══ Stored rows

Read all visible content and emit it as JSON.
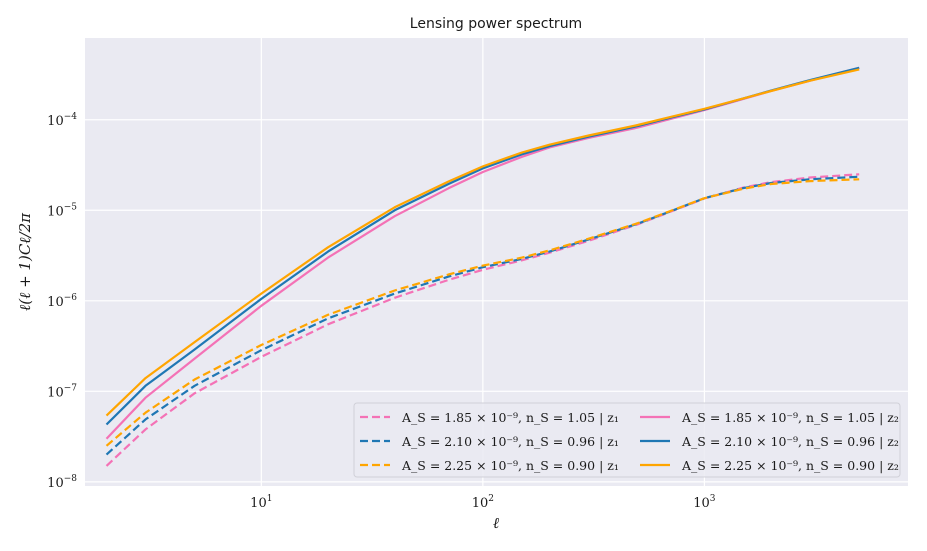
{
  "chart_data": {
    "type": "line",
    "title": "Lensing power spectrum",
    "xlabel": "ℓ",
    "ylabel": "ℓ(ℓ + 1)Cℓ/2π",
    "xscale": "log",
    "yscale": "log",
    "xlim": [
      1.6,
      8300
    ],
    "ylim": [
      9e-09,
      0.0008
    ],
    "grid": true,
    "legend_position": "lower-right",
    "legend_columns": 2,
    "x_ticks": [
      {
        "value": 10,
        "base": "10",
        "exp": "1"
      },
      {
        "value": 100,
        "base": "10",
        "exp": "2"
      },
      {
        "value": 1000,
        "base": "10",
        "exp": "3"
      }
    ],
    "y_ticks": [
      {
        "value": 1e-08,
        "base": "10",
        "exp": "−8"
      },
      {
        "value": 1e-07,
        "base": "10",
        "exp": "−7"
      },
      {
        "value": 1e-06,
        "base": "10",
        "exp": "−6"
      },
      {
        "value": 1e-05,
        "base": "10",
        "exp": "−5"
      },
      {
        "value": 0.0001,
        "base": "10",
        "exp": "−4"
      }
    ],
    "x": [
      2,
      3,
      5,
      10,
      20,
      40,
      70,
      100,
      150,
      200,
      300,
      500,
      700,
      1000,
      1500,
      2000,
      3000,
      5000
    ],
    "series": [
      {
        "name": "A_S = 1.85 × 10⁻⁹, n_S = 1.05 | z₁",
        "color": "#f472b6",
        "dash": true,
        "values": [
          1.5e-08,
          3.8e-08,
          9.5e-08,
          2.4e-07,
          5.5e-07,
          1.08e-06,
          1.7e-06,
          2.2e-06,
          2.8e-06,
          3.4e-06,
          4.6e-06,
          7e-06,
          9.6e-06,
          1.35e-05,
          1.78e-05,
          2.05e-05,
          2.3e-05,
          2.5e-05
        ]
      },
      {
        "name": "A_S = 2.10 × 10⁻⁹, n_S = 0.96 | z₁",
        "color": "#1f77b4",
        "dash": true,
        "values": [
          2e-08,
          4.9e-08,
          1.15e-07,
          2.85e-07,
          6.4e-07,
          1.2e-06,
          1.85e-06,
          2.35e-06,
          2.9e-06,
          3.5e-06,
          4.75e-06,
          7.1e-06,
          9.7e-06,
          1.36e-05,
          1.76e-05,
          2e-05,
          2.2e-05,
          2.35e-05
        ]
      },
      {
        "name": "A_S = 2.25 × 10⁻⁹, n_S = 0.90 | z₁",
        "color": "#ffa500",
        "dash": true,
        "values": [
          2.5e-08,
          5.8e-08,
          1.35e-07,
          3.25e-07,
          7e-07,
          1.3e-06,
          1.95e-06,
          2.45e-06,
          3e-06,
          3.6e-06,
          4.85e-06,
          7.2e-06,
          9.8e-06,
          1.36e-05,
          1.73e-05,
          1.95e-05,
          2.1e-05,
          2.2e-05
        ]
      },
      {
        "name": "A_S = 1.85 × 10⁻⁹, n_S = 1.05 | z₂",
        "color": "#f472b6",
        "dash": false,
        "values": [
          3e-08,
          8.5e-08,
          2.3e-07,
          8.8e-07,
          3e-06,
          8.6e-06,
          1.75e-05,
          2.65e-05,
          3.9e-05,
          4.95e-05,
          6.3e-05,
          8.2e-05,
          0.000102,
          0.000128,
          0.00017,
          0.000208,
          0.00027,
          0.000375
        ]
      },
      {
        "name": "A_S = 2.10 × 10⁻⁹, n_S = 0.96 | z₂",
        "color": "#1f77b4",
        "dash": false,
        "values": [
          4.3e-08,
          1.15e-07,
          2.9e-07,
          1.05e-06,
          3.5e-06,
          1e-05,
          1.95e-05,
          2.9e-05,
          4.15e-05,
          5.1e-05,
          6.5e-05,
          8.5e-05,
          0.000105,
          0.00013,
          0.000172,
          0.00021,
          0.000275,
          0.000375
        ]
      },
      {
        "name": "A_S = 2.25 × 10⁻⁹, n_S = 0.90 | z₂",
        "color": "#ffa500",
        "dash": false,
        "values": [
          5.4e-08,
          1.4e-07,
          3.5e-07,
          1.2e-06,
          3.9e-06,
          1.08e-05,
          2.08e-05,
          3.05e-05,
          4.35e-05,
          5.3e-05,
          6.7e-05,
          8.75e-05,
          0.000107,
          0.000132,
          0.000172,
          0.000208,
          0.00027,
          0.00036
        ]
      }
    ]
  }
}
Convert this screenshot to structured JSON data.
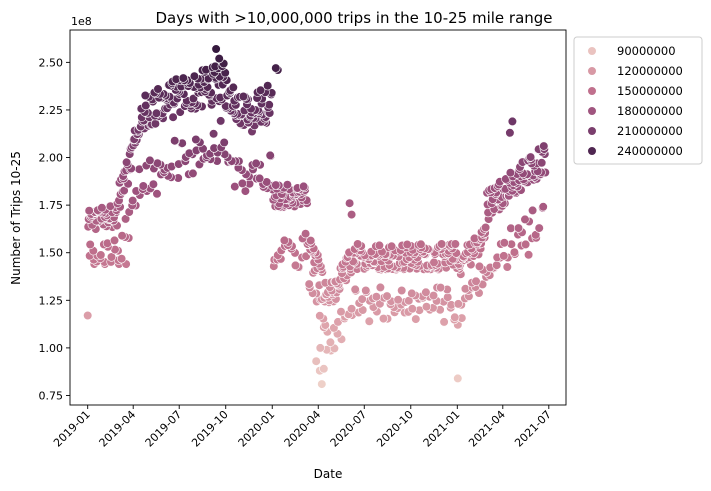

════

Reproduce the full listing faithfully, but do not carry over any pictures.

**Written solution:**
Read all visible content and emit it as JSON.
{
  "chart_data": {
    "type": "line",
    "title": "Lensing power spectrum",
    "xlabel": "ℓ",
    "ylabel": "ℓ(ℓ + 1)Cℓ/2π",
    "xscale": "log",
    "yscale": "log",
    "xlim": [
      1.6,
      8300
    ],
    "ylim": [
      9e-09,
      0.0008
    ],
    "grid": true,
    "legend_position": "lower-right",
    "legend_columns": 2,
    "x_ticks": [
      {
        "value": 10,
        "base": "10",
        "exp": "1"
      },
      {
        "value": 100,
        "base": "10",
        "exp": "2"
      },
      {
        "value": 1000,
        "base": "10",
        "exp": "3"
      }
    ],
    "y_ticks": [
      {
        "value": 1e-08,
        "base": "10",
        "exp": "−8"
      },
      {
        "value": 1e-07,
        "base": "10",
        "exp": "−7"
      },
      {
        "value": 1e-06,
        "base": "10",
        "exp": "−6"
      },
      {
        "value": 1e-05,
        "base": "10",
        "exp": "−5"
      },
      {
        "value": 0.0001,
        "base": "10",
        "exp": "−4"
      }
    ],
    "x": [
      2,
      3,
      5,
      10,
      20,
      40,
      70,
      100,
      150,
      200,
      300,
      500,
      700,
      1000,
      1500,
      2000,
      3000,
      5000
    ],
    "series": [
      {
        "name": "A_S = 1.85 × 10⁻⁹, n_S = 1.05 | z₁",
        "color": "#f472b6",
        "dash": true,
        "values": [
          1.5e-08,
          3.8e-08,
          9.5e-08,
          2.4e-07,
          5.5e-07,
          1.08e-06,
          1.7e-06,
          2.2e-06,
          2.8e-06,
          3.4e-06,
          4.6e-06,
          7e-06,
          9.6e-06,
          1.35e-05,
          1.78e-05,
          2.05e-05,
          2.3e-05,
          2.5e-05
        ]
      },
      {
        "name": "A_S = 2.10 × 10⁻⁹, n_S = 0.96 | z₁",
        "color": "#1f77b4",
        "dash": true,
        "values": [
          2e-08,
          4.9e-08,
          1.15e-07,
          2.85e-07,
          6.4e-07,
          1.2e-06,
          1.85e-06,
          2.35e-06,
          2.9e-06,
          3.5e-06,
          4.75e-06,
          7.1e-06,
          9.7e-06,
          1.36e-05,
          1.76e-05,
          2e-05,
          2.2e-05,
          2.35e-05
        ]
      },
      {
        "name": "A_S = 2.25 × 10⁻⁹, n_S = 0.90 | z₁",
        "color": "#ffa500",
        "dash": true,
        "values": [
          2.5e-08,
          5.8e-08,
          1.35e-07,
          3.25e-07,
          7e-07,
          1.3e-06,
          1.95e-06,
          2.45e-06,
          3e-06,
          3.6e-06,
          4.85e-06,
          7.2e-06,
          9.8e-06,
          1.36e-05,
          1.73e-05,
          1.95e-05,
          2.1e-05,
          2.2e-05
        ]
      },
      {
        "name": "A_S = 1.85 × 10⁻⁹, n_S = 1.05 | z₂",
        "color": "#f472b6",
        "dash": false,
        "values": [
          3e-08,
          8.5e-08,
          2.3e-07,
          8.8e-07,
          3e-06,
          8.6e-06,
          1.75e-05,
          2.65e-05,
          3.9e-05,
          4.95e-05,
          6.3e-05,
          8.2e-05,
          0.000102,
          0.000128,
          0.00017,
          0.000208,
          0.00027,
          0.000375
        ]
      },
      {
        "name": "A_S = 2.10 × 10⁻⁹, n_S = 0.96 | z₂",
        "color": "#1f77b4",
        "dash": false,
        "values": [
          4.3e-08,
          1.15e-07,
          2.9e-07,
          1.05e-06,
          3.5e-06,
          1e-05,
          1.95e-05,
          2.9e-05,
          4.15e-05,
          5.1e-05,
          6.5e-05,
          8.5e-05,
          0.000105,
          0.00013,
          0.000172,
          0.00021,
          0.000275,
          0.000375
        ]
      },
      {
        "name": "A_S = 2.25 × 10⁻⁹, n_S = 0.90 | z₂",
        "color": "#ffa500",
        "dash": false,
        "values": [
          5.4e-08,
          1.4e-07,
          3.5e-07,
          1.2e-06,
          3.9e-06,
          1.08e-05,
          2.08e-05,
          3.05e-05,
          4.35e-05,
          5.3e-05,
          6.7e-05,
          8.75e-05,
          0.000107,
          0.000132,
          0.000172,
          0.000208,
          0.00027,
          0.00036
        ]
      }
    ]
  }
}
Convert this screenshot to structured JSON data.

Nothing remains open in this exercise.